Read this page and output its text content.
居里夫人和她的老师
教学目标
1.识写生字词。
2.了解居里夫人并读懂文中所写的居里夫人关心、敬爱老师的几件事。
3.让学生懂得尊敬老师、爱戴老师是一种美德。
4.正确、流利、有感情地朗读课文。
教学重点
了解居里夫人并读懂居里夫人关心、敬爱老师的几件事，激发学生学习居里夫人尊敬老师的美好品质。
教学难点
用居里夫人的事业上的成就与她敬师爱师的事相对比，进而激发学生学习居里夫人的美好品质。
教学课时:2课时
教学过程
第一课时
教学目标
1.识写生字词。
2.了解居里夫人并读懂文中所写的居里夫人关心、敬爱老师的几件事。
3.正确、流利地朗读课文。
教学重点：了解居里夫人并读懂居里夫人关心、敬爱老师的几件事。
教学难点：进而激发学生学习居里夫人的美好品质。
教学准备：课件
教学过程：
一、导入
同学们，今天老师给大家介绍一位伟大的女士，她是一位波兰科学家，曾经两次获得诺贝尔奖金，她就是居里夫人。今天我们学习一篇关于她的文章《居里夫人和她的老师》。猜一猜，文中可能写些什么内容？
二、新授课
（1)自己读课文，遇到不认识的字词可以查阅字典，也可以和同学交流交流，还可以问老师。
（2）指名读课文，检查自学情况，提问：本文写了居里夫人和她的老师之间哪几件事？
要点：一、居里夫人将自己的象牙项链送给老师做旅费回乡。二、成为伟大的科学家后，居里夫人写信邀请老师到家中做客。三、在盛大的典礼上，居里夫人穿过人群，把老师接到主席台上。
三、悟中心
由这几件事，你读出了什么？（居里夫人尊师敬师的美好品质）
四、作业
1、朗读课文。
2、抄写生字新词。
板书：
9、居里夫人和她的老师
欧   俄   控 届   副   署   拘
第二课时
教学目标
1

———

EXERCISE
Each line of the listing above should be output exactly.

ANSWER TO THIS EXERCISE
Read this page and output its text content.
居里夫人和她的老师
教学目标
1.识写生字词。
2.了解居里夫人并读懂文中所写的居里夫人关心、敬爱老师的几件事。
3.让学生懂得尊敬老师、爱戴老师是一种美德。
4.正确、流利、有感情地朗读课文。
教学重点
了解居里夫人并读懂居里夫人关心、敬爱老师的几件事，激发学生学习居里夫人尊敬老师的美好品质。
教学难点
用居里夫人的事业上的成就与她敬师爱师的事相对比，进而激发学生学习居里夫人的美好品质。
教学课时:2课时
教学过程
第一课时
教学目标
1.识写生字词。
2.了解居里夫人并读懂文中所写的居里夫人关心、敬爱老师的几件事。
3.正确、流利地朗读课文。
教学重点：了解居里夫人并读懂居里夫人关心、敬爱老师的几件事。
教学难点：进而激发学生学习居里夫人的美好品质。
教学准备：课件
教学过程：
一、导入
同学们，今天老师给大家介绍一位伟大的女士，她是一位波兰科学家，曾经两次获得诺贝尔奖金，她就是居里夫人。今天我们学习一篇关于她的文章《居里夫人和她的老师》。猜一猜，文中可能写些什么内容？
二、新授课
（1)自己读课文，遇到不认识的字词可以查阅字典，也可以和同学交流交流，还可以问老师。
（2）指名读课文，检查自学情况，提问：本文写了居里夫人和她的老师之间哪几件事？
要点：一、居里夫人将自己的象牙项链送给老师做旅费回乡。二、成为伟大的科学家后，居里夫人写信邀请老师到家中做客。三、在盛大的典礼上，居里夫人穿过人群，把老师接到主席台上。
三、悟中心
由这几件事，你读出了什么？（居里夫人尊师敬师的美好品质）
四、作业
1、朗读课文。
2、抄写生字新词。
板书：
9、居里夫人和她的老师
欧   俄   控 届   副   署   拘
第二课时
教学目标
1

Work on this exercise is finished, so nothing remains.